BRIEF: Search the material for the word "ylabel" and copy each line that holds it.

Rows from a figure dataset:
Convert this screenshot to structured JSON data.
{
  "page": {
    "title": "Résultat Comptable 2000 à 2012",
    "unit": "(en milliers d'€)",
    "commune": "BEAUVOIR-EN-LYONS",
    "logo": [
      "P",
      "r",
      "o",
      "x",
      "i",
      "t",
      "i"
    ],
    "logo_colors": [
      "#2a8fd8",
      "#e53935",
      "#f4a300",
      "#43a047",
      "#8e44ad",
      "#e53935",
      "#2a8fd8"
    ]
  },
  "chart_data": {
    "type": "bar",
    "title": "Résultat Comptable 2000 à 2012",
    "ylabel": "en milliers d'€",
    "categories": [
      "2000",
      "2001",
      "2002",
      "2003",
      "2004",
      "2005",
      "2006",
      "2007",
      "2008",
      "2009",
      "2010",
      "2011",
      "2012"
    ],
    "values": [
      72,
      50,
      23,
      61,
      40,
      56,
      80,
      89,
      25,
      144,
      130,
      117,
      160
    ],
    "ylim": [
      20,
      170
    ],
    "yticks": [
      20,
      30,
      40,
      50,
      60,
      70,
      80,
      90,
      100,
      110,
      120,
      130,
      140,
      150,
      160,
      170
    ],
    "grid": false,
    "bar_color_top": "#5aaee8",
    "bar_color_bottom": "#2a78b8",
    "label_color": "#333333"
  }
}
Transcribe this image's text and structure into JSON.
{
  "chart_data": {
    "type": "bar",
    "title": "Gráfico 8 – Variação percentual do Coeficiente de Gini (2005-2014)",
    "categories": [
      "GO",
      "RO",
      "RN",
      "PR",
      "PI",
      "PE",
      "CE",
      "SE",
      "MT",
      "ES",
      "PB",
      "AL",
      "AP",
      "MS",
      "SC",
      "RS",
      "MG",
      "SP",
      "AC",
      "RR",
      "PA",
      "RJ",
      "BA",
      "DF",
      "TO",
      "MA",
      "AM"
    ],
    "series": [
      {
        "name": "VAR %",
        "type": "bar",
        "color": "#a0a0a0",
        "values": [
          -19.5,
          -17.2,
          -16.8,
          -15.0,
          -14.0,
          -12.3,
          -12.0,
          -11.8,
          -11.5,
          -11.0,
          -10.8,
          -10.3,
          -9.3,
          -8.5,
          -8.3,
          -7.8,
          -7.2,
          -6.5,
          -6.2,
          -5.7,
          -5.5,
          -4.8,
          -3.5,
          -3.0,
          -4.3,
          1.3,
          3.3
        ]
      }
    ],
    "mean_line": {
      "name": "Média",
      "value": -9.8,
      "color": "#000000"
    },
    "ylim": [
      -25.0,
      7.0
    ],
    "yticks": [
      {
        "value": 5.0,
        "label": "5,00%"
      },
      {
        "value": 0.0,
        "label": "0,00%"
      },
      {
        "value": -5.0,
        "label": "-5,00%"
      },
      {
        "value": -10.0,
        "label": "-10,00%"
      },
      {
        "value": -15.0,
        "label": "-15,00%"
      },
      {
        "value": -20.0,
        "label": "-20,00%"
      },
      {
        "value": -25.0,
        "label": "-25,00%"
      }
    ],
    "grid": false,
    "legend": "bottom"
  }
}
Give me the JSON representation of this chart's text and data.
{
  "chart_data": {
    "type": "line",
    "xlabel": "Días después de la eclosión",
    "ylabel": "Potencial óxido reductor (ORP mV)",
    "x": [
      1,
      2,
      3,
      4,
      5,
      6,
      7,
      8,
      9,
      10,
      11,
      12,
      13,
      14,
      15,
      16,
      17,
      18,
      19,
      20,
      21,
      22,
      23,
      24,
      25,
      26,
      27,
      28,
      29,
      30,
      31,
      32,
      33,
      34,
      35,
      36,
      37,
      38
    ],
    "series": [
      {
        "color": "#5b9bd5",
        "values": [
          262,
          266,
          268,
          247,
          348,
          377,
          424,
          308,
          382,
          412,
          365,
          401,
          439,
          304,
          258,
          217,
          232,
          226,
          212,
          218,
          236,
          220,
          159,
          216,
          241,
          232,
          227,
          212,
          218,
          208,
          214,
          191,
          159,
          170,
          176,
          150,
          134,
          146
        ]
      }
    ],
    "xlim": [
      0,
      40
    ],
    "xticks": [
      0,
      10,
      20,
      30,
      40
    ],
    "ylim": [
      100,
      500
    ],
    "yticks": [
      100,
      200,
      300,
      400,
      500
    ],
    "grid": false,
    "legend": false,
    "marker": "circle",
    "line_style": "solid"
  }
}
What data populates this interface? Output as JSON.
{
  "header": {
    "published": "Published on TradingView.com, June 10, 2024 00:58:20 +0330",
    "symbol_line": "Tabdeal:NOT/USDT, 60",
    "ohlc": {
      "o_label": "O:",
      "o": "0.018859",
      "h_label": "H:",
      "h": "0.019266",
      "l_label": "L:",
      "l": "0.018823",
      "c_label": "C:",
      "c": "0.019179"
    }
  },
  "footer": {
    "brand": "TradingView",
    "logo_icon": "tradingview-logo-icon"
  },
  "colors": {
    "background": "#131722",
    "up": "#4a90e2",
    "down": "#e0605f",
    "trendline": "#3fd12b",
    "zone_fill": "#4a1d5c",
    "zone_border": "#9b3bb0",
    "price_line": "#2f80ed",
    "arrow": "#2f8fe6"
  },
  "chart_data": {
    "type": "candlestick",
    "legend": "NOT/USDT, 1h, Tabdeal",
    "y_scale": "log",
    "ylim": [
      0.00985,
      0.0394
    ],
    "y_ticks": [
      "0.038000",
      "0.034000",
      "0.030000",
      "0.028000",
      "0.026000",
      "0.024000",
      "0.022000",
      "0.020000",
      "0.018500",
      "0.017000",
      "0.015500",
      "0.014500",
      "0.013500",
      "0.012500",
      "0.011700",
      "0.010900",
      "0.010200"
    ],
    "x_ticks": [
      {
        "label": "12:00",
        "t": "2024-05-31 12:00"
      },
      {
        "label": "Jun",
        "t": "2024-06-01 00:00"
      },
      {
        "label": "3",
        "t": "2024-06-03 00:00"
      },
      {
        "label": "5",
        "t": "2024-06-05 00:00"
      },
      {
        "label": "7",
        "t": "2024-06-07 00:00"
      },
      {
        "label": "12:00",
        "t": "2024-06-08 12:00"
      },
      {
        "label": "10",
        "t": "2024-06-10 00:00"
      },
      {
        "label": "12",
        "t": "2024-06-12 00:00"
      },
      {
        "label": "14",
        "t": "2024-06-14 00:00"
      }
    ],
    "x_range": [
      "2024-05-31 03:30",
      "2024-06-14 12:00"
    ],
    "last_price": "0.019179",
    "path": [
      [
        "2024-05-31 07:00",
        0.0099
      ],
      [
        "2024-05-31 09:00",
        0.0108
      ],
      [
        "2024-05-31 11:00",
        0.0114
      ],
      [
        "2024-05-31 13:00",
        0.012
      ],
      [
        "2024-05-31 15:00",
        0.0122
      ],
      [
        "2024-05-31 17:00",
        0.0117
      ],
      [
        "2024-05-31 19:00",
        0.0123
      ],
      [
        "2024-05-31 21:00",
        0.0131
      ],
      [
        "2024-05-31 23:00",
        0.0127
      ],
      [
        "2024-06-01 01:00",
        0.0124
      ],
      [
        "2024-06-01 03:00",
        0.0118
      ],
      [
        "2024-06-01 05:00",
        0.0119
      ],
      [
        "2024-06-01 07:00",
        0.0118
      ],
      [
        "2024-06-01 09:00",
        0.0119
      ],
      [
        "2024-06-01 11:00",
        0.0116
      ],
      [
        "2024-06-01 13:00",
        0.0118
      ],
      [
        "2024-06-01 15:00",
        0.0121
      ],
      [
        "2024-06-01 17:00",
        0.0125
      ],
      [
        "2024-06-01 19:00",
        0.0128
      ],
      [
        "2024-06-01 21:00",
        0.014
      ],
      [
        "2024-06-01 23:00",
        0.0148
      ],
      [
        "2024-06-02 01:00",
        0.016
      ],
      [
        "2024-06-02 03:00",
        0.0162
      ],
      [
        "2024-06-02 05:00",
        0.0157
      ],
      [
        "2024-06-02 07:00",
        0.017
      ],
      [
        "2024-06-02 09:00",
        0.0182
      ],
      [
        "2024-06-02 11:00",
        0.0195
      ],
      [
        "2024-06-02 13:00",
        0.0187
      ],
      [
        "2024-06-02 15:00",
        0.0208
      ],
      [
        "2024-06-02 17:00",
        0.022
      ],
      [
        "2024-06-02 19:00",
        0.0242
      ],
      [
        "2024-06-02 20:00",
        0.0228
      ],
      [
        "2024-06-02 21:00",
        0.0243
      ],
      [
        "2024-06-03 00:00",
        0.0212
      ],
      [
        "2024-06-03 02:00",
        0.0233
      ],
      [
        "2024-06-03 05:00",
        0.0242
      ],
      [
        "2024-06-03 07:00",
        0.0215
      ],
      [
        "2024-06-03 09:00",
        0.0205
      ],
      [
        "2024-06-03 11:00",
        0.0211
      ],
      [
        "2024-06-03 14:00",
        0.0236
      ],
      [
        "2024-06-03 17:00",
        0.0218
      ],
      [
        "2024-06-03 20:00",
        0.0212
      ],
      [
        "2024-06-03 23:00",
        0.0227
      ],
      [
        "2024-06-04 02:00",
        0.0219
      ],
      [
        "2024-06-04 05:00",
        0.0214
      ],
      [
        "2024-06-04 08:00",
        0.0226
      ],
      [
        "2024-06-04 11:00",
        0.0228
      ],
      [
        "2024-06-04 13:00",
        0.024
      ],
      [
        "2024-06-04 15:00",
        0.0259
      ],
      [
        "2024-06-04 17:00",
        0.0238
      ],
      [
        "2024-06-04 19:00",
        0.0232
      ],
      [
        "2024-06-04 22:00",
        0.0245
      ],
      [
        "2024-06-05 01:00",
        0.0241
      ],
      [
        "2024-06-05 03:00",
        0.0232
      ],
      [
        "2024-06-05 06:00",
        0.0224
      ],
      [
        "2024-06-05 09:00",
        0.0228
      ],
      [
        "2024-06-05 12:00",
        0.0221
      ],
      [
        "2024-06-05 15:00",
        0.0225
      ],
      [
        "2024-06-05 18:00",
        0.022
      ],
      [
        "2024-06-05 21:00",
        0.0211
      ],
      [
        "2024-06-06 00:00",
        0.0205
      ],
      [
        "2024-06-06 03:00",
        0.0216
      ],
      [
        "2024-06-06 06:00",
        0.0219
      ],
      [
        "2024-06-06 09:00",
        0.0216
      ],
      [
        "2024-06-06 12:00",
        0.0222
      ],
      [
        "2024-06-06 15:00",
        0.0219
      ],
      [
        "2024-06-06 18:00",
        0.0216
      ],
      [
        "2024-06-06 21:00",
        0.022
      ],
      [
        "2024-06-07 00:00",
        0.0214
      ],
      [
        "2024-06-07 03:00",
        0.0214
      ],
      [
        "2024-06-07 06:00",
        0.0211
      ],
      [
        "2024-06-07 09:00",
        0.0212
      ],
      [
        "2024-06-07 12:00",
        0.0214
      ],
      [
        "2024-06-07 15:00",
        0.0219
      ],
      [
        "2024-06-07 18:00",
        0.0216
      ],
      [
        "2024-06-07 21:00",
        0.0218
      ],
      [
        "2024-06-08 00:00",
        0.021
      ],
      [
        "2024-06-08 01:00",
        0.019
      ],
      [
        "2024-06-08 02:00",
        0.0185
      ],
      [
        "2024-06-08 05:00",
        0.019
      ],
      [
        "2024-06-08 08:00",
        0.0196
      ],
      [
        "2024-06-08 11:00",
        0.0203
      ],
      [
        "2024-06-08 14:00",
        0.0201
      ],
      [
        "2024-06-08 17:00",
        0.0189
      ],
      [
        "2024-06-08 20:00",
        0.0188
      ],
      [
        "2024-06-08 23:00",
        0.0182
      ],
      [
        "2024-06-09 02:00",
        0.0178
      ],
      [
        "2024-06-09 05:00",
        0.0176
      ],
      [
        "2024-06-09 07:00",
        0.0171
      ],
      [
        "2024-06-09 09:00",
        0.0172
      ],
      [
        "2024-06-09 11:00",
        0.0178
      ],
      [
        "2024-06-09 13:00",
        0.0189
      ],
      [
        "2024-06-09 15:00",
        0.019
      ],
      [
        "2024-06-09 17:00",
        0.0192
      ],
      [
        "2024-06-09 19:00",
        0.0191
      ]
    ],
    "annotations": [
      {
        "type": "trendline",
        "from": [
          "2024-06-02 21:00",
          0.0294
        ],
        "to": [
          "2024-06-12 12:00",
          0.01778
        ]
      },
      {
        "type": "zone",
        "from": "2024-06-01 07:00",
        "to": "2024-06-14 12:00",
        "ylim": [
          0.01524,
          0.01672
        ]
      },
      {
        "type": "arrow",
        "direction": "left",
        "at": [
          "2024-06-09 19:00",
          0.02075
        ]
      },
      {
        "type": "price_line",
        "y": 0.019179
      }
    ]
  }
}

COMPLETE ANSWER:
    "ylabel": "en milliers d'€",
    "ylabel": "Potencial óxido reductor (ORP mV)",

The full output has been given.